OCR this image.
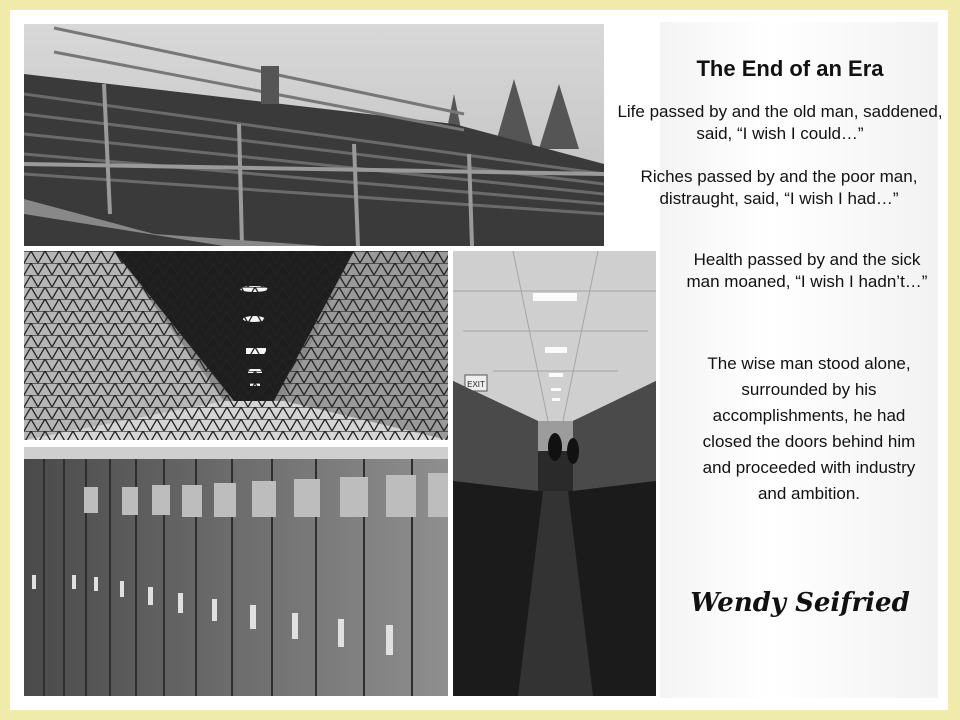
EXIT
The End of an Era
Life passed by and the old man, saddened, said, “I wish I could…”
Riches passed by and the poor man, distraught, said, “I wish I had…”
Health passed by and the sick man moaned, “I wish I hadn’t…”
The wise man stood alone, surrounded by his accomplishments, he had closed the doors behind him and proceeded with industry and ambition.
Wendy Seifried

=====

§ Exercise objective:
Each line in the records above should be reproduced exactly; images are not copied.

§ Exercise answer:
OCR this image.
EXIT
The End of an Era
Life passed by and the old man, saddened, said, “I wish I could…”
Riches passed by and the poor man, distraught, said, “I wish I had…”
Health passed by and the sick man moaned, “I wish I hadn’t…”
The wise man stood alone, surrounded by his accomplishments, he had closed the doors behind him and proceeded with industry and ambition.
Wendy Seifried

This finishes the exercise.